What you should do:
Scan the data for "text" and copy the lines it appears in.

Source records
-*-
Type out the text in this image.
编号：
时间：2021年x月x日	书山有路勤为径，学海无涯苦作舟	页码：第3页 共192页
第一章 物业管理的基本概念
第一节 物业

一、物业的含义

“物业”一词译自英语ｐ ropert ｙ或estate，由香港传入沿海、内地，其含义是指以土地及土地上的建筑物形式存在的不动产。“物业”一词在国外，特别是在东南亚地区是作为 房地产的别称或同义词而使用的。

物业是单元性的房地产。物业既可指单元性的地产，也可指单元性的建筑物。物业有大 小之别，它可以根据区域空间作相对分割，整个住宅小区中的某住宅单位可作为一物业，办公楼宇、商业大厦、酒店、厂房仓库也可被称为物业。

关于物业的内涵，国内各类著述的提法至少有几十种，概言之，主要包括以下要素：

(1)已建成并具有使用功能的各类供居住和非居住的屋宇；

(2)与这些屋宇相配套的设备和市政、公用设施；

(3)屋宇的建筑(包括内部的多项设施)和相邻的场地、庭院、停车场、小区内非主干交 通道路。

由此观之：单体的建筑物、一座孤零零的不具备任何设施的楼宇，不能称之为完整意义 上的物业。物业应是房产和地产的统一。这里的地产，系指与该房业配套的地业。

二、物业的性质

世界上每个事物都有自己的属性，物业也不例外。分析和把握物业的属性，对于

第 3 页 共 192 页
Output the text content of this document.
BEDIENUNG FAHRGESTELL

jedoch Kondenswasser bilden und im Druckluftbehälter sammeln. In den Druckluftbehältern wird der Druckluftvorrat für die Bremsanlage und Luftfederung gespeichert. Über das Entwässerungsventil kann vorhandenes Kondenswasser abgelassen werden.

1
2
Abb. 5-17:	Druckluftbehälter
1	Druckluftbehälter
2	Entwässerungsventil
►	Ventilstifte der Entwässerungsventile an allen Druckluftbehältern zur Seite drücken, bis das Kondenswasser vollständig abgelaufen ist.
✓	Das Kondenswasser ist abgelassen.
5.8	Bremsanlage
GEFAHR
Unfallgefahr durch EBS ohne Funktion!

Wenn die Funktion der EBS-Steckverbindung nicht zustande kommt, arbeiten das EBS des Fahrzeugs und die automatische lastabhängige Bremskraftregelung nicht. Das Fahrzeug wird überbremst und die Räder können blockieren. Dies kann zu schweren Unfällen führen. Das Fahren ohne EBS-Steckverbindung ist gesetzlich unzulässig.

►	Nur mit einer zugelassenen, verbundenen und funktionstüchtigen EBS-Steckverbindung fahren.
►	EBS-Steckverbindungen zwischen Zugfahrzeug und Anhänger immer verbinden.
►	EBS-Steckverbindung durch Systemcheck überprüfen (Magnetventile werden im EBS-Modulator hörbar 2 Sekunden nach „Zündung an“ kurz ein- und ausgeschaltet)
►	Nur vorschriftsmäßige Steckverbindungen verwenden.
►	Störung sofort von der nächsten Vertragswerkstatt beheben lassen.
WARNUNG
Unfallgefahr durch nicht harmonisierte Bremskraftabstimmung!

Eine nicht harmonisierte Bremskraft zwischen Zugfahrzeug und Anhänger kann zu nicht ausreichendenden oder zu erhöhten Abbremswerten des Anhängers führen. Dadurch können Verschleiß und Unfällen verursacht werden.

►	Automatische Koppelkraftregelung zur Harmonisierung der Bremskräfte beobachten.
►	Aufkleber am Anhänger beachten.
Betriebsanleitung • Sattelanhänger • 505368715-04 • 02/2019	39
-*-
Output for this task:
Type out the text in this image.
Output the text content of this document.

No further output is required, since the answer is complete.